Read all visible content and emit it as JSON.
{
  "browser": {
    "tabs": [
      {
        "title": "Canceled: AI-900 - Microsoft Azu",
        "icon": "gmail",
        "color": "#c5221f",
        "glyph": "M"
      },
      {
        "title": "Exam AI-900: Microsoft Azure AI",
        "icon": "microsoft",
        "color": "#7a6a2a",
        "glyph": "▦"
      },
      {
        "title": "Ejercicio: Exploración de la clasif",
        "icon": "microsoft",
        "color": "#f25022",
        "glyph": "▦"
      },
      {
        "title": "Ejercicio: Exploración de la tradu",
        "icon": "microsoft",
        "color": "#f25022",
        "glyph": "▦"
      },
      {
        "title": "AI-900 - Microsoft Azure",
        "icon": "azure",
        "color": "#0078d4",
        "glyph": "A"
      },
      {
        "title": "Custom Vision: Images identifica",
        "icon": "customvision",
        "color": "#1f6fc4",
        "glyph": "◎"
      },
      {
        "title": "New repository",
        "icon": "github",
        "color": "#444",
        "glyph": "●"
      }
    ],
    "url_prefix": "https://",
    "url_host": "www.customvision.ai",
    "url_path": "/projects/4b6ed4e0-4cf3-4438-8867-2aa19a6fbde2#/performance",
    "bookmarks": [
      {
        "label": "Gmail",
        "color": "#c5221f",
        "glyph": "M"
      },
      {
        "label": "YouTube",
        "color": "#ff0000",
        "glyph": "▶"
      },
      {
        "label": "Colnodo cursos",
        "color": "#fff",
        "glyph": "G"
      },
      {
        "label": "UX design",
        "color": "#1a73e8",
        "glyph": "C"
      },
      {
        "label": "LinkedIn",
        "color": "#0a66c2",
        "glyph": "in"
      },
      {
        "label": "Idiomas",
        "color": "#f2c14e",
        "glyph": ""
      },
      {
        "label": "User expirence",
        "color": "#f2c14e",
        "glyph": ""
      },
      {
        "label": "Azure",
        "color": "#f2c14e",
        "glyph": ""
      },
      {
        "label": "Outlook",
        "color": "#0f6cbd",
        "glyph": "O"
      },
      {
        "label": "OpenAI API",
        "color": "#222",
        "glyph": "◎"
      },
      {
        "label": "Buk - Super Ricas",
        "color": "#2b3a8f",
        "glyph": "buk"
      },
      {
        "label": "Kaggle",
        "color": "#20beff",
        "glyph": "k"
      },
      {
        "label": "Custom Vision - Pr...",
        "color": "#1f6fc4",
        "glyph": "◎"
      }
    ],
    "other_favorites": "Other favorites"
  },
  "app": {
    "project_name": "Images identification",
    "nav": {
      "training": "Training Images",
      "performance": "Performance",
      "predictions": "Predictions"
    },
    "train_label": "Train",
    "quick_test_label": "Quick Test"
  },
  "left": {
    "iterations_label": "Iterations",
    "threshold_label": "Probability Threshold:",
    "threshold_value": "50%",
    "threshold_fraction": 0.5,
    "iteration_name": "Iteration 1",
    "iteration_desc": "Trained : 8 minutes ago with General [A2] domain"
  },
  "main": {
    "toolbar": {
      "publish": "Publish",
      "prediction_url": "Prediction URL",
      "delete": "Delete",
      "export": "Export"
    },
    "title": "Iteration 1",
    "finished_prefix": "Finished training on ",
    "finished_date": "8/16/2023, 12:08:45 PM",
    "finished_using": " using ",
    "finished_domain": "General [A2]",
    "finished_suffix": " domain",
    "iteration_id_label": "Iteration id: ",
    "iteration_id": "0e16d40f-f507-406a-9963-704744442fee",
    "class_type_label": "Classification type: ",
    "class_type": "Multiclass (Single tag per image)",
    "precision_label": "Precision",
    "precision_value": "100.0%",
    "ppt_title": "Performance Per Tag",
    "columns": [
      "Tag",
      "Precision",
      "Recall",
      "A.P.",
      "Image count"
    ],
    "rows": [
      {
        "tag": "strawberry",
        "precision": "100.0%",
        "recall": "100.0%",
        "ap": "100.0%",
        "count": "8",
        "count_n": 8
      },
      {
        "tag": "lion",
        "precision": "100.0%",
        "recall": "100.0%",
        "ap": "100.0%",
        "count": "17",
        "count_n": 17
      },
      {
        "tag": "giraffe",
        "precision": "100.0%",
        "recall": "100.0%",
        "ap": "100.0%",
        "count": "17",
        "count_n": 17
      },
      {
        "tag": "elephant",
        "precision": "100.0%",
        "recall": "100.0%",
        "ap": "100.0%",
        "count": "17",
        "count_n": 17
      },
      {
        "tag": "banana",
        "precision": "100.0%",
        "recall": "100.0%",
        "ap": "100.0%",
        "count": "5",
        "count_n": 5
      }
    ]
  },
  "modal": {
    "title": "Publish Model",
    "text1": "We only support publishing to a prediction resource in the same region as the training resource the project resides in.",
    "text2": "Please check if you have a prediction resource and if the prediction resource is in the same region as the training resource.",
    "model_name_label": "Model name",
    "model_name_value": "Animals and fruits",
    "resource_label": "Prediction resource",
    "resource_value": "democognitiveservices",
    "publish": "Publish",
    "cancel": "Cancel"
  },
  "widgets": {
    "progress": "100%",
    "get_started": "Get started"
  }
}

----

What you need to do:
Copy the material above, line for line.

Written solution:
Read all visible content and emit it as JSON.
{
  "browser": {
    "tabs": [
      {
        "title": "Canceled: AI-900 - Microsoft Azu",
        "icon": "gmail",
        "color": "#c5221f",
        "glyph": "M"
      },
      {
        "title": "Exam AI-900: Microsoft Azure AI",
        "icon": "microsoft",
        "color": "#7a6a2a",
        "glyph": "▦"
      },
      {
        "title": "Ejercicio: Exploración de la clasif",
        "icon": "microsoft",
        "color": "#f25022",
        "glyph": "▦"
      },
      {
        "title": "Ejercicio: Exploración de la tradu",
        "icon": "microsoft",
        "color": "#f25022",
        "glyph": "▦"
      },
      {
        "title": "AI-900 - Microsoft Azure",
        "icon": "azure",
        "color": "#0078d4",
        "glyph": "A"
      },
      {
        "title": "Custom Vision: Images identifica",
        "icon": "customvision",
        "color": "#1f6fc4",
        "glyph": "◎"
      },
      {
        "title": "New repository",
        "icon": "github",
        "color": "#444",
        "glyph": "●"
      }
    ],
    "url_prefix": "https://",
    "url_host": "www.customvision.ai",
    "url_path": "/projects/4b6ed4e0-4cf3-4438-8867-2aa19a6fbde2#/performance",
    "bookmarks": [
      {
        "label": "Gmail",
        "color": "#c5221f",
        "glyph": "M"
      },
      {
        "label": "YouTube",
        "color": "#ff0000",
        "glyph": "▶"
      },
      {
        "label": "Colnodo cursos",
        "color": "#fff",
        "glyph": "G"
      },
      {
        "label": "UX design",
        "color": "#1a73e8",
        "glyph": "C"
      },
      {
        "label": "LinkedIn",
        "color": "#0a66c2",
        "glyph": "in"
      },
      {
        "label": "Idiomas",
        "color": "#f2c14e",
        "glyph": ""
      },
      {
        "label": "User expirence",
        "color": "#f2c14e",
        "glyph": ""
      },
      {
        "label": "Azure",
        "color": "#f2c14e",
        "glyph": ""
      },
      {
        "label": "Outlook",
        "color": "#0f6cbd",
        "glyph": "O"
      },
      {
        "label": "OpenAI API",
        "color": "#222",
        "glyph": "◎"
      },
      {
        "label": "Buk - Super Ricas",
        "color": "#2b3a8f",
        "glyph": "buk"
      },
      {
        "label": "Kaggle",
        "color": "#20beff",
        "glyph": "k"
      },
      {
        "label": "Custom Vision - Pr...",
        "color": "#1f6fc4",
        "glyph": "◎"
      }
    ],
    "other_favorites": "Other favorites"
  },
  "app": {
    "project_name": "Images identification",
    "nav": {
      "training": "Training Images",
      "performance": "Performance",
      "predictions": "Predictions"
    },
    "train_label": "Train",
    "quick_test_label": "Quick Test"
  },
  "left": {
    "iterations_label": "Iterations",
    "threshold_label": "Probability Threshold:",
    "threshold_value": "50%",
    "threshold_fraction": 0.5,
    "iteration_name": "Iteration 1",
    "iteration_desc": "Trained : 8 minutes ago with General [A2] domain"
  },
  "main": {
    "toolbar": {
      "publish": "Publish",
      "prediction_url": "Prediction URL",
      "delete": "Delete",
      "export": "Export"
    },
    "title": "Iteration 1",
    "finished_prefix": "Finished training on ",
    "finished_date": "8/16/2023, 12:08:45 PM",
    "finished_using": " using ",
    "finished_domain": "General [A2]",
    "finished_suffix": " domain",
    "iteration_id_label": "Iteration id: ",
    "iteration_id": "0e16d40f-f507-406a-9963-704744442fee",
    "class_type_label": "Classification type: ",
    "class_type": "Multiclass (Single tag per image)",
    "precision_label": "Precision",
    "precision_value": "100.0%",
    "ppt_title": "Performance Per Tag",
    "columns": [
      "Tag",
      "Precision",
      "Recall",
      "A.P.",
      "Image count"
    ],
    "rows": [
      {
        "tag": "strawberry",
        "precision": "100.0%",
        "recall": "100.0%",
        "ap": "100.0%",
        "count": "8",
        "count_n": 8
      },
      {
        "tag": "lion",
        "precision": "100.0%",
        "recall": "100.0%",
        "ap": "100.0%",
        "count": "17",
        "count_n": 17
      },
      {
        "tag": "giraffe",
        "precision": "100.0%",
        "recall": "100.0%",
        "ap": "100.0%",
        "count": "17",
        "count_n": 17
      },
      {
        "tag": "elephant",
        "precision": "100.0%",
        "recall": "100.0%",
        "ap": "100.0%",
        "count": "17",
        "count_n": 17
      },
      {
        "tag": "banana",
        "precision": "100.0%",
        "recall": "100.0%",
        "ap": "100.0%",
        "count": "5",
        "count_n": 5
      }
    ]
  },
  "modal": {
    "title": "Publish Model",
    "text1": "We only support publishing to a prediction resource in the same region as the training resource the project resides in.",
    "text2": "Please check if you have a prediction resource and if the prediction resource is in the same region as the training resource.",
    "model_name_label": "Model name",
    "model_name_value": "Animals and fruits",
    "resource_label": "Prediction resource",
    "resource_value": "democognitiveservices",
    "publish": "Publish",
    "cancel": "Cancel"
  },
  "widgets": {
    "progress": "100%",
    "get_started": "Get started"
  }
}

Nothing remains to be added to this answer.